__The request__: Copy each line below that includes "name".

++++

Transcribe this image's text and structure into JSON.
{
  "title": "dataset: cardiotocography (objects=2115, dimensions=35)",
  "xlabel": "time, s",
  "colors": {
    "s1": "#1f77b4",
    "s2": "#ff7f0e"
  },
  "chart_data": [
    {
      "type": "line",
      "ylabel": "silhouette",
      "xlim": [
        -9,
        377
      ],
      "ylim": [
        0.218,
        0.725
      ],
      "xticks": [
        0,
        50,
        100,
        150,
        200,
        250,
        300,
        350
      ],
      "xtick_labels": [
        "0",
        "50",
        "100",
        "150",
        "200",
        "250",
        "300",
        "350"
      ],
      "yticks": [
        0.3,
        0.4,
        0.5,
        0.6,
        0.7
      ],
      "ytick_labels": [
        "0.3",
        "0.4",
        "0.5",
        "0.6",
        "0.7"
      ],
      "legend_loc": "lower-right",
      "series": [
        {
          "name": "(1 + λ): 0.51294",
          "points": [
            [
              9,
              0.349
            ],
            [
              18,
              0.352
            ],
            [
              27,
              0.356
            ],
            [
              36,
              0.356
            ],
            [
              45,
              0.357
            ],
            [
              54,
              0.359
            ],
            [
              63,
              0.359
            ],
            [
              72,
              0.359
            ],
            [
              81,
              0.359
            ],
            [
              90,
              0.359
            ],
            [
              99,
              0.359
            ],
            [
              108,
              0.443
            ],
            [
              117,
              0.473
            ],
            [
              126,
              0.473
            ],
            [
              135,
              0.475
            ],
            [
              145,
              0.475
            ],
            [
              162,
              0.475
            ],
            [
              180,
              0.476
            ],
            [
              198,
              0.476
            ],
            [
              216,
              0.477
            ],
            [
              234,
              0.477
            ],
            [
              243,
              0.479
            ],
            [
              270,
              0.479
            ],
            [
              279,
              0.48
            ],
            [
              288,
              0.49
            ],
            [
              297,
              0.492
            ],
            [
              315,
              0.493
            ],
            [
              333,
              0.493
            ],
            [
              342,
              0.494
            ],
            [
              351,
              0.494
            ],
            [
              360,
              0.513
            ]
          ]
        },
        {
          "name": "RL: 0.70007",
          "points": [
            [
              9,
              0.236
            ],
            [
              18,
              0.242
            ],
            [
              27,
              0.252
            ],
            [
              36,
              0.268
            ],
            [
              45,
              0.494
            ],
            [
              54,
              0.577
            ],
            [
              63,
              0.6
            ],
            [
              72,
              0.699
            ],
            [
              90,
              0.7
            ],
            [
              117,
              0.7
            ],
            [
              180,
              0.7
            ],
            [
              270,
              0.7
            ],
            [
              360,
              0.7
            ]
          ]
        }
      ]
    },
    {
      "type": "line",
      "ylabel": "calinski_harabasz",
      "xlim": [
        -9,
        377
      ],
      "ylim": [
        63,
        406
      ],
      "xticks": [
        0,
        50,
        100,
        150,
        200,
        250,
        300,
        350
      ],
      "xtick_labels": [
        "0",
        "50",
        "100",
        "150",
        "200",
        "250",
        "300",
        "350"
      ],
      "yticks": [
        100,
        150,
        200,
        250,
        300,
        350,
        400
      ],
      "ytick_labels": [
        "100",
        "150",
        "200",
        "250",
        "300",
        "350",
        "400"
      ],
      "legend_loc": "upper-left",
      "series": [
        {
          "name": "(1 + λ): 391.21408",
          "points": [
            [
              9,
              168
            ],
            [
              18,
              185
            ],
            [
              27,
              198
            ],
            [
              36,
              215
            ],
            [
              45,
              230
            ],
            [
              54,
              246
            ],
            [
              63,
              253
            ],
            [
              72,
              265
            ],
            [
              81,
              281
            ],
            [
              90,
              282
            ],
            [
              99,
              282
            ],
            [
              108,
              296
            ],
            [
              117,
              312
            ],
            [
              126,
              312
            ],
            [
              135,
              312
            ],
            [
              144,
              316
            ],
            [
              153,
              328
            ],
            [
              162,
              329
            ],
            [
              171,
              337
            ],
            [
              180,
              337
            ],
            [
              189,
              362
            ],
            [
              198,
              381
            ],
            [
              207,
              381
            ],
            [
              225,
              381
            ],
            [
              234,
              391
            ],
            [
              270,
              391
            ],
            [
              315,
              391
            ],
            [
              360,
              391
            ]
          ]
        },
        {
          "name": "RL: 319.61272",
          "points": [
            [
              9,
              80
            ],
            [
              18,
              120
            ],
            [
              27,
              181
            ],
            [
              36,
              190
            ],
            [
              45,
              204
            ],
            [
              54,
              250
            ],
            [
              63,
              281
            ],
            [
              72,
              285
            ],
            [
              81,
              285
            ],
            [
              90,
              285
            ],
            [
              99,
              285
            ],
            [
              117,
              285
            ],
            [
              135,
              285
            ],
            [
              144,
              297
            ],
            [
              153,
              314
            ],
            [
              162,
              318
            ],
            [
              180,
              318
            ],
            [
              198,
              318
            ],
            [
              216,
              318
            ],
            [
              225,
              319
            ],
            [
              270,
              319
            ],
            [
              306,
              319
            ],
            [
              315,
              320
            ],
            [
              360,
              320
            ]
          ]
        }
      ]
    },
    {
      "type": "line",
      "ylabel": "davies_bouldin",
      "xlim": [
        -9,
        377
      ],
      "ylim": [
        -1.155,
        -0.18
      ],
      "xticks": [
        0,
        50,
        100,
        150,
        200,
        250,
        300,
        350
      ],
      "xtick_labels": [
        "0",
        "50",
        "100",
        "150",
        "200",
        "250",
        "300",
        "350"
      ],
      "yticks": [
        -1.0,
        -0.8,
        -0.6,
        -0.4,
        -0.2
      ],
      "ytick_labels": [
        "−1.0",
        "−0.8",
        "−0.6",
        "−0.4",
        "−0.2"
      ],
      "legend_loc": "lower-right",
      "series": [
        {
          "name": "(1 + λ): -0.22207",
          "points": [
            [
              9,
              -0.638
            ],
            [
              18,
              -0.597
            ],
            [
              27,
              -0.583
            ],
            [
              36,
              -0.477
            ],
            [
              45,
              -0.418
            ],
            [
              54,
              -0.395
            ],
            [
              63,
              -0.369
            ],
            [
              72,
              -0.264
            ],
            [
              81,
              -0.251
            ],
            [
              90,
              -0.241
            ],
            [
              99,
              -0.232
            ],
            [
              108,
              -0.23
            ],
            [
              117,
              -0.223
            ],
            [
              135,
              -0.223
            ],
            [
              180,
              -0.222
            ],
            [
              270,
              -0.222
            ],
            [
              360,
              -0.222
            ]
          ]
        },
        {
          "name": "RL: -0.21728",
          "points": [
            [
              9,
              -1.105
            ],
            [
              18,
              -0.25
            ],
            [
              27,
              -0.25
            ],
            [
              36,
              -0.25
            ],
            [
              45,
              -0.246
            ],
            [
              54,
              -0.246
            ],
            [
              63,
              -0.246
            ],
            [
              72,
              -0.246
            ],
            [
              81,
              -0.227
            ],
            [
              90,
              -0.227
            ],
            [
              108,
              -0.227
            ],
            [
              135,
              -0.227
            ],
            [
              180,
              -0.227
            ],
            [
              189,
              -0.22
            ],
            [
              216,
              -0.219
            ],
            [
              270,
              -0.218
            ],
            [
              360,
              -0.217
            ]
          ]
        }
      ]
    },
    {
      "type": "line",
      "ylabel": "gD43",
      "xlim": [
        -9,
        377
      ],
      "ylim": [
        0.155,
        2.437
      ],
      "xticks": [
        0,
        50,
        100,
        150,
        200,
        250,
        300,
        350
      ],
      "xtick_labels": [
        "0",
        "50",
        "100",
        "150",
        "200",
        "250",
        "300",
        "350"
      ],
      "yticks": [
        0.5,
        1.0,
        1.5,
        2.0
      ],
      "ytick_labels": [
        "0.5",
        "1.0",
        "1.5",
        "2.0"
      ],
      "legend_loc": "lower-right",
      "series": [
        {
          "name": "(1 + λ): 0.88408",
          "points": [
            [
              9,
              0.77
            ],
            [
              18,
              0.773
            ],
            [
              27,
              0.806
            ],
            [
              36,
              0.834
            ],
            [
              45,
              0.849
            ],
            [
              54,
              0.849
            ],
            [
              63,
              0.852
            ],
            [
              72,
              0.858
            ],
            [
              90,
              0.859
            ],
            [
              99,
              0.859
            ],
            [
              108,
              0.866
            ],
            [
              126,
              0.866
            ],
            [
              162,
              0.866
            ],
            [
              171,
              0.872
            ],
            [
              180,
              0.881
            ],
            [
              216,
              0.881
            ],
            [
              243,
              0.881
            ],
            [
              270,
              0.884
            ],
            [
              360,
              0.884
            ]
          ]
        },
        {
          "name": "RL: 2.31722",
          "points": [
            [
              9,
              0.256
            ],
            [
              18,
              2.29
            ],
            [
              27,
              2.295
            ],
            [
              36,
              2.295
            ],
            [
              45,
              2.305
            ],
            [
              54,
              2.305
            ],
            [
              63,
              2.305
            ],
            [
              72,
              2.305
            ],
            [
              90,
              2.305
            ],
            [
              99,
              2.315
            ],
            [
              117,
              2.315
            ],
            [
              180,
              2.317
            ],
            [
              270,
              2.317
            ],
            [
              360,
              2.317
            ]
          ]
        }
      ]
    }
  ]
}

++++

__Result__:
          "name": "(1 + λ): 0.51294",
          "name": "RL: 0.70007",
          "name": "(1 + λ): 391.21408",
          "name": "RL: 319.61272",
          "name": "(1 + λ): -0.22207",
          "name": "RL: -0.21728",
          "name": "(1 + λ): 0.88408",
          "name": "RL: 2.31722",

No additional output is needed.